**INSTRUCTIONS FOR THE TASK:** All of the data below must be repeated exactly.

**RECORD EXTRACTS:**
▬▬▬▬▬▬▬▬▬▬
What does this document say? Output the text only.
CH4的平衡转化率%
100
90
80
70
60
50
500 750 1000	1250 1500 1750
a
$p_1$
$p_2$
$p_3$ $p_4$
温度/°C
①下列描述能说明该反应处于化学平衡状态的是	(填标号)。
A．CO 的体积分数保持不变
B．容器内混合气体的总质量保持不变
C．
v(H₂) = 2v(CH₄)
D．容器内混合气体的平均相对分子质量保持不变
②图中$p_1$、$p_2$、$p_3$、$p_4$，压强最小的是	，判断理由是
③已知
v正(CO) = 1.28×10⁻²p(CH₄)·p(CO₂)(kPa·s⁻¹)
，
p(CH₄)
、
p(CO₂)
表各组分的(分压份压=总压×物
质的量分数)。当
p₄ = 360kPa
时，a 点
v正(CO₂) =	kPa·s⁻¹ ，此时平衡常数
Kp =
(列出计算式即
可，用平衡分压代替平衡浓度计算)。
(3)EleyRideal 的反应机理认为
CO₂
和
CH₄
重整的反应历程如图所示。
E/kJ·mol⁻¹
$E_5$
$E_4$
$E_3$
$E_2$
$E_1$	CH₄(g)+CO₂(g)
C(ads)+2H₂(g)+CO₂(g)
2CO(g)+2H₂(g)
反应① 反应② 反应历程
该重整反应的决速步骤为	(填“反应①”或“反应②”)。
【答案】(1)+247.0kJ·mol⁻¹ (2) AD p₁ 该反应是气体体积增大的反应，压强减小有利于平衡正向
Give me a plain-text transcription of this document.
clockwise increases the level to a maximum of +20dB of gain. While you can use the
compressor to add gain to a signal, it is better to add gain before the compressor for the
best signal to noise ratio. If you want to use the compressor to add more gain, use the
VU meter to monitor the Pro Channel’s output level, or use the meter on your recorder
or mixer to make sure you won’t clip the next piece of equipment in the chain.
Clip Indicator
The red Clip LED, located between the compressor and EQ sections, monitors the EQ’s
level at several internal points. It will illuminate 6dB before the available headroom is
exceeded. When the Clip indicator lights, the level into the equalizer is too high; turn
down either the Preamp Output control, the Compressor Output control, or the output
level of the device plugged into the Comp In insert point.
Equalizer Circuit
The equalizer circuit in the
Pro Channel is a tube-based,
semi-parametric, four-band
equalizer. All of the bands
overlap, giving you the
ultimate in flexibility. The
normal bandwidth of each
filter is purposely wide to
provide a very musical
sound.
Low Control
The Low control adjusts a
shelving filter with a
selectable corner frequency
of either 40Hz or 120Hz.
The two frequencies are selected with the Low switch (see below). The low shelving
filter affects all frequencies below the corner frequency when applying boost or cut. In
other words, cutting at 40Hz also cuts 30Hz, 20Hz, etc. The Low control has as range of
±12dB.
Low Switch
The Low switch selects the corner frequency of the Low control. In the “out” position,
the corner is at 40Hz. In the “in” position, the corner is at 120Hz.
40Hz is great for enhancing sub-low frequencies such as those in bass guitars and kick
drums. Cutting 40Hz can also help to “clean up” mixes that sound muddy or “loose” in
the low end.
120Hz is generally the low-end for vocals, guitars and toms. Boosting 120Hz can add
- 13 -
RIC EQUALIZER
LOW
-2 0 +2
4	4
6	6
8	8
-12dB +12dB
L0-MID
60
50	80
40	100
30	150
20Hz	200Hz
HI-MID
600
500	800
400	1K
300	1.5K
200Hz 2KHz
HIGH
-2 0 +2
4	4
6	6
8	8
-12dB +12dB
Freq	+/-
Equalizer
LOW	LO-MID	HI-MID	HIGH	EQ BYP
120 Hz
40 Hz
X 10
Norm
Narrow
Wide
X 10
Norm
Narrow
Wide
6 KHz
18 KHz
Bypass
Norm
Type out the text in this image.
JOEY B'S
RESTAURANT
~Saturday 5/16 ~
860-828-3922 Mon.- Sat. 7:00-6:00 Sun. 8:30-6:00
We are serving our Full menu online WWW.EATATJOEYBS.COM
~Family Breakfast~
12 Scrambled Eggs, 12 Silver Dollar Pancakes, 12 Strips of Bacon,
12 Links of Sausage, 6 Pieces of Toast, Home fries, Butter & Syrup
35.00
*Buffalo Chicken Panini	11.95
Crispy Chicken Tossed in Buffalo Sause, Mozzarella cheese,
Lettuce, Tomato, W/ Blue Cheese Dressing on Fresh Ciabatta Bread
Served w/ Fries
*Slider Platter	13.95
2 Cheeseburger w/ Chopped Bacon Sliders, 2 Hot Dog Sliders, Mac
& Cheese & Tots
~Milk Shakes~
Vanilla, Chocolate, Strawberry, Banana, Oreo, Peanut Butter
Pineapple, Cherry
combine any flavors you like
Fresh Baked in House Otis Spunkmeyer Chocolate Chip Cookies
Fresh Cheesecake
▬▬▬▬▬▬▬▬▬▬
**THE OUTPUT:**
What does this document say? Output the text only.
CH4的平衡转化率%
100
90
80
70
60
50
500 750 1000	1250 1500 1750
a
$p_1$
$p_2$
$p_3$ $p_4$
温度/°C
①下列描述能说明该反应处于化学平衡状态的是	(填标号)。
A．CO 的体积分数保持不变
B．容器内混合气体的总质量保持不变
C．
v(H₂) = 2v(CH₄)
D．容器内混合气体的平均相对分子质量保持不变
②图中$p_1$、$p_2$、$p_3$、$p_4$，压强最小的是	，判断理由是
③已知
v正(CO) = 1.28×10⁻²p(CH₄)·p(CO₂)(kPa·s⁻¹)
，
p(CH₄)
、
p(CO₂)
表各组分的(分压份压=总压×物
质的量分数)。当
p₄ = 360kPa
时，a 点
v正(CO₂) =	kPa·s⁻¹ ，此时平衡常数
Kp =
(列出计算式即
可，用平衡分压代替平衡浓度计算)。
(3)EleyRideal 的反应机理认为
CO₂
和
CH₄
重整的反应历程如图所示。
E/kJ·mol⁻¹
$E_5$
$E_4$
$E_3$
$E_2$
$E_1$	CH₄(g)+CO₂(g)
C(ads)+2H₂(g)+CO₂(g)
2CO(g)+2H₂(g)
反应① 反应② 反应历程
该重整反应的决速步骤为	(填“反应①”或“反应②”)。
【答案】(1)+247.0kJ·mol⁻¹ (2) AD p₁ 该反应是气体体积增大的反应，压强减小有利于平衡正向
Give me a plain-text transcription of this document.
clockwise increases the level to a maximum of +20dB of gain. While you can use the
compressor to add gain to a signal, it is better to add gain before the compressor for the
best signal to noise ratio. If you want to use the compressor to add more gain, use the
VU meter to monitor the Pro Channel’s output level, or use the meter on your recorder
or mixer to make sure you won’t clip the next piece of equipment in the chain.
Clip Indicator
The red Clip LED, located between the compressor and EQ sections, monitors the EQ’s
level at several internal points. It will illuminate 6dB before the available headroom is
exceeded. When the Clip indicator lights, the level into the equalizer is too high; turn
down either the Preamp Output control, the Compressor Output control, or the output
level of the device plugged into the Comp In insert point.
Equalizer Circuit
The equalizer circuit in the
Pro Channel is a tube-based,
semi-parametric, four-band
equalizer. All of the bands
overlap, giving you the
ultimate in flexibility. The
normal bandwidth of each
filter is purposely wide to
provide a very musical
sound.
Low Control
The Low control adjusts a
shelving filter with a
selectable corner frequency
of either 40Hz or 120Hz.
The two frequencies are selected with the Low switch (see below). The low shelving
filter affects all frequencies below the corner frequency when applying boost or cut. In
other words, cutting at 40Hz also cuts 30Hz, 20Hz, etc. The Low control has as range of
±12dB.
Low Switch
The Low switch selects the corner frequency of the Low control. In the “out” position,
the corner is at 40Hz. In the “in” position, the corner is at 120Hz.
40Hz is great for enhancing sub-low frequencies such as those in bass guitars and kick
drums. Cutting 40Hz can also help to “clean up” mixes that sound muddy or “loose” in
the low end.
120Hz is generally the low-end for vocals, guitars and toms. Boosting 120Hz can add
- 13 -
RIC EQUALIZER
LOW
-2 0 +2
4	4
6	6
8	8
-12dB +12dB
L0-MID
60
50	80
40	100
30	150
20Hz	200Hz
HI-MID
600
500	800
400	1K
300	1.5K
200Hz 2KHz
HIGH
-2 0 +2
4	4
6	6
8	8
-12dB +12dB
Freq	+/-
Equalizer
LOW	LO-MID	HI-MID	HIGH	EQ BYP
120 Hz
40 Hz
X 10
Norm
Narrow
Wide
X 10
Norm
Narrow
Wide
6 KHz
18 KHz
Bypass
Norm
Type out the text in this image.
JOEY B'S
RESTAURANT
~Saturday 5/16 ~
860-828-3922 Mon.- Sat. 7:00-6:00 Sun. 8:30-6:00
We are serving our Full menu online WWW.EATATJOEYBS.COM
~Family Breakfast~
12 Scrambled Eggs, 12 Silver Dollar Pancakes, 12 Strips of Bacon,
12 Links of Sausage, 6 Pieces of Toast, Home fries, Butter & Syrup
35.00
*Buffalo Chicken Panini	11.95
Crispy Chicken Tossed in Buffalo Sause, Mozzarella cheese,
Lettuce, Tomato, W/ Blue Cheese Dressing on Fresh Ciabatta Bread
Served w/ Fries
*Slider Platter	13.95
2 Cheeseburger w/ Chopped Bacon Sliders, 2 Hot Dog Sliders, Mac
& Cheese & Tots
~Milk Shakes~
Vanilla, Chocolate, Strawberry, Banana, Oreo, Peanut Butter
Pineapple, Cherry
combine any flavors you like
Fresh Baked in House Otis Spunkmeyer Chocolate Chip Cookies
Fresh Cheesecake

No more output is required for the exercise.